TO DO :: Answer with one number: how many lines have "toneladas".

ITEMS ::
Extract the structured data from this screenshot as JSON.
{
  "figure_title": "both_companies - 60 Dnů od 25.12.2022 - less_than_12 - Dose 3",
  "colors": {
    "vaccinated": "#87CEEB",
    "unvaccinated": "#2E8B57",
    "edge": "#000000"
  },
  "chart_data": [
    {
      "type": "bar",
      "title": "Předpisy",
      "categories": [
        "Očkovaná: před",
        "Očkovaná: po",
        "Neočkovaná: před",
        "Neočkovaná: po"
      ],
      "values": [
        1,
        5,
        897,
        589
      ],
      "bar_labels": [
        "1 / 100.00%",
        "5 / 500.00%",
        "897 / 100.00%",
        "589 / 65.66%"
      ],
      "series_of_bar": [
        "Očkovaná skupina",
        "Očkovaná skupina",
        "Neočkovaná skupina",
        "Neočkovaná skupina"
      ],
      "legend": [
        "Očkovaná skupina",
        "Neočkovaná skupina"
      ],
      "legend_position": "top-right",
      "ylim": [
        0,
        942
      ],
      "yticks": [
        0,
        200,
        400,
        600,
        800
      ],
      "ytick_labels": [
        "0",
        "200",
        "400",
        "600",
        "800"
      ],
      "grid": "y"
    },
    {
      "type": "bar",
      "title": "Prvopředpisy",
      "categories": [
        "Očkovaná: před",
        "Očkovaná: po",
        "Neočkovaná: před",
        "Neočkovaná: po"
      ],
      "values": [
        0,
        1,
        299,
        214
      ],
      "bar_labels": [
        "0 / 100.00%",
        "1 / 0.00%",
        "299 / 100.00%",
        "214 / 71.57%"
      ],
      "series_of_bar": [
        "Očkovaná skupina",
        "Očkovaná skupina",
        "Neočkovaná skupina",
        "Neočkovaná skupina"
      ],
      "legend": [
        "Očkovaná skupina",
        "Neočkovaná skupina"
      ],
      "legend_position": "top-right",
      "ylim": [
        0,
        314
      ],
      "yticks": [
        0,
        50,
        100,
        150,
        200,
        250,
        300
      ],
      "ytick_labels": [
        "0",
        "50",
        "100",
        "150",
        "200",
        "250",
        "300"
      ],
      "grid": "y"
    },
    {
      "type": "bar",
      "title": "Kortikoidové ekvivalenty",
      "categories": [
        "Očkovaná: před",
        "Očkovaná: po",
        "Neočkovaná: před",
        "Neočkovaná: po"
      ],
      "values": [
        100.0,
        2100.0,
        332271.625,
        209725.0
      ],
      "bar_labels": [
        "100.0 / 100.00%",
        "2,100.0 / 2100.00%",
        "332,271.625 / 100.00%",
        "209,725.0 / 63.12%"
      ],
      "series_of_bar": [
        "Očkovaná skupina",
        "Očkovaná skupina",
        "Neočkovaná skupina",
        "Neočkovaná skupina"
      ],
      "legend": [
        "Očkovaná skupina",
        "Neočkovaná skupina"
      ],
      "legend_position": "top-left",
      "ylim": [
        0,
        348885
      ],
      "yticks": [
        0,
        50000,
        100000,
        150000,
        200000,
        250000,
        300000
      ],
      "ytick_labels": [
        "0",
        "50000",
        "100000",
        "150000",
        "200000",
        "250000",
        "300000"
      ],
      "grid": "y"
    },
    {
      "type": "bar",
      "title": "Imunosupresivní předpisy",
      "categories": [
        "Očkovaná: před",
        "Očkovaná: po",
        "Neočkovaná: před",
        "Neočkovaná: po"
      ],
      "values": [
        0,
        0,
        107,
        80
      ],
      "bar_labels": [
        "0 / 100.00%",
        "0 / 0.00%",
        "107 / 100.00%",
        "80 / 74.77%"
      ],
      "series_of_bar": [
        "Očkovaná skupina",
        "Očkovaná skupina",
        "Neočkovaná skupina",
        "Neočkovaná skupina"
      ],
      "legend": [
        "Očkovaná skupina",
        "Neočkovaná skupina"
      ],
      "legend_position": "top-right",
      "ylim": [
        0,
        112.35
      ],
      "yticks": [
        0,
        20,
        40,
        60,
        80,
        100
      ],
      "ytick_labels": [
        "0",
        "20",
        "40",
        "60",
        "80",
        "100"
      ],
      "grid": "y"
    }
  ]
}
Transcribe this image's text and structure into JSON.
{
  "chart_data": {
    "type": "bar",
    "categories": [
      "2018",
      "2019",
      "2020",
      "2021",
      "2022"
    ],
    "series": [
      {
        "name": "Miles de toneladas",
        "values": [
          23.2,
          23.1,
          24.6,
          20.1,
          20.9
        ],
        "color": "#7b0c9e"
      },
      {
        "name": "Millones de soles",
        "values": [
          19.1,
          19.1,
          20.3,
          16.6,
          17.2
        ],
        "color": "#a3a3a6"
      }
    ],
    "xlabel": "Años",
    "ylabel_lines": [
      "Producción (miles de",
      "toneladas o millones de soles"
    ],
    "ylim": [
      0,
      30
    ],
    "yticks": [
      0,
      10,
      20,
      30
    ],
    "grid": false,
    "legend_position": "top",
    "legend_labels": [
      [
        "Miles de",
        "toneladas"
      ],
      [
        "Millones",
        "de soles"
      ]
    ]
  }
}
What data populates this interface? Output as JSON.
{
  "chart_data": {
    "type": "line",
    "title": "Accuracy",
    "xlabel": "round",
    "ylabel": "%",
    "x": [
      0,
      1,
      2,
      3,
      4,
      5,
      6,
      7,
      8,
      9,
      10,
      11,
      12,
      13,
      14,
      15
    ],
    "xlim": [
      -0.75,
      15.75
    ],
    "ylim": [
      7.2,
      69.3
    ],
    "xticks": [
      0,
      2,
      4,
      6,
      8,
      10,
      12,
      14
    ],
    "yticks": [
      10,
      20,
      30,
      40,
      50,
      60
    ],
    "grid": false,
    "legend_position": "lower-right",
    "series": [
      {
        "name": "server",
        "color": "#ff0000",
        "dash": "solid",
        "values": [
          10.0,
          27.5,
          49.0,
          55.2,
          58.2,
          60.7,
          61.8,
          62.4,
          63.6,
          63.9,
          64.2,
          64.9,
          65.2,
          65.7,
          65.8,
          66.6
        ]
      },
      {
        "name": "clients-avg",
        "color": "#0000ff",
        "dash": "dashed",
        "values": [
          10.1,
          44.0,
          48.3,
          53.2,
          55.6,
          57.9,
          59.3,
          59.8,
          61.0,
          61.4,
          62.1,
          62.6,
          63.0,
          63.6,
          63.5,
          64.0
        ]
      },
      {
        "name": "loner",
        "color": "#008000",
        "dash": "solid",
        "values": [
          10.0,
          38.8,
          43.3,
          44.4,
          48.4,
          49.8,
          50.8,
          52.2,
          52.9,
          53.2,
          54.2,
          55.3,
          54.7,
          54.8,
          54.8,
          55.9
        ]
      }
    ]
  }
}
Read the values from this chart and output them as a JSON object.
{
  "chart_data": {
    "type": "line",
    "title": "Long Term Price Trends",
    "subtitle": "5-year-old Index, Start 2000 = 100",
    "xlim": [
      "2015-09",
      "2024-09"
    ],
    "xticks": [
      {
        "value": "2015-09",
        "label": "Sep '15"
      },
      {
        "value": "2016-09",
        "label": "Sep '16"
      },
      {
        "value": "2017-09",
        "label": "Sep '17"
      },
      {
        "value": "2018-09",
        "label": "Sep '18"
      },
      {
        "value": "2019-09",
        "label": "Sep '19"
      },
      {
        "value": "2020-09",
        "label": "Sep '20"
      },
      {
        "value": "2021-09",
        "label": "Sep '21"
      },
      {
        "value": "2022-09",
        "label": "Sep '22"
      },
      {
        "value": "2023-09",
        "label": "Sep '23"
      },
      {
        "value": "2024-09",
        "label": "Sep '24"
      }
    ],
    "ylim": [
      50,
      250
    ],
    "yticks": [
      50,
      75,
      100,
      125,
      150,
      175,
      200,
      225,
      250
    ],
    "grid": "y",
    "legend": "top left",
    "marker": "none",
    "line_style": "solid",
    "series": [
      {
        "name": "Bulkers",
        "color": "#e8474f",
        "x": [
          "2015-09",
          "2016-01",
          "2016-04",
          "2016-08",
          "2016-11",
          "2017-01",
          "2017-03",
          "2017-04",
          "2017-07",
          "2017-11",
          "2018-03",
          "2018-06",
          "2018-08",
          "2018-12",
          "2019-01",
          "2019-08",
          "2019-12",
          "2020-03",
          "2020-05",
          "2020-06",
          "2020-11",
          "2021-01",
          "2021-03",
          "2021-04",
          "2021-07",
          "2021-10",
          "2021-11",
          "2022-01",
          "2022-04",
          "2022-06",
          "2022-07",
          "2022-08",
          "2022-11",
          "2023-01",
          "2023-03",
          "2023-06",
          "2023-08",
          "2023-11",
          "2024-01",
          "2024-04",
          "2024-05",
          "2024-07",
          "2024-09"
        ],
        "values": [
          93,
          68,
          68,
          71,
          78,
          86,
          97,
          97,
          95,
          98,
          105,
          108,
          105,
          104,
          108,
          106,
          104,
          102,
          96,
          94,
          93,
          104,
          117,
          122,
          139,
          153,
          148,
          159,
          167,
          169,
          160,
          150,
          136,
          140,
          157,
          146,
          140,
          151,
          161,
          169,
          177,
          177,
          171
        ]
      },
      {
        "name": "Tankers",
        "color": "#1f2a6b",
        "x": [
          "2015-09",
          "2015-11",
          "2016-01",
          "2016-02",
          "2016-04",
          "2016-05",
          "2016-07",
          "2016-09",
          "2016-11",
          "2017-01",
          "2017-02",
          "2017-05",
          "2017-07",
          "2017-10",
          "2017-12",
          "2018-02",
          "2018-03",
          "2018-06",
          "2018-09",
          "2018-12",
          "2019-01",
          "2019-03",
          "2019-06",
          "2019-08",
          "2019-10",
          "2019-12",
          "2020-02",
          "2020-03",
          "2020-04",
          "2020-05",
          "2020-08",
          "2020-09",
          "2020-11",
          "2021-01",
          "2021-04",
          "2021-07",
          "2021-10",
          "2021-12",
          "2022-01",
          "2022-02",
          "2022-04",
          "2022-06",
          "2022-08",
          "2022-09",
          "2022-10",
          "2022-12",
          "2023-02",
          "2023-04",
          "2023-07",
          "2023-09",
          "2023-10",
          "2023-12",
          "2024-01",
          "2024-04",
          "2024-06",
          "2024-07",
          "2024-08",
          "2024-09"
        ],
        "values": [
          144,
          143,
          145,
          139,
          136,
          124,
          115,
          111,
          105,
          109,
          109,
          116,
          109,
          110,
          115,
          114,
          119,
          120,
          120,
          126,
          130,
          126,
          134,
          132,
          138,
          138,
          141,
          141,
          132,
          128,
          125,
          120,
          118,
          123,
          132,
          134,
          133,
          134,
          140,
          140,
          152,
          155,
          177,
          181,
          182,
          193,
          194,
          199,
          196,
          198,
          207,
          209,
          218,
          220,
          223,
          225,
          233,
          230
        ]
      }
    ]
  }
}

RIGHT ANSWER :: 3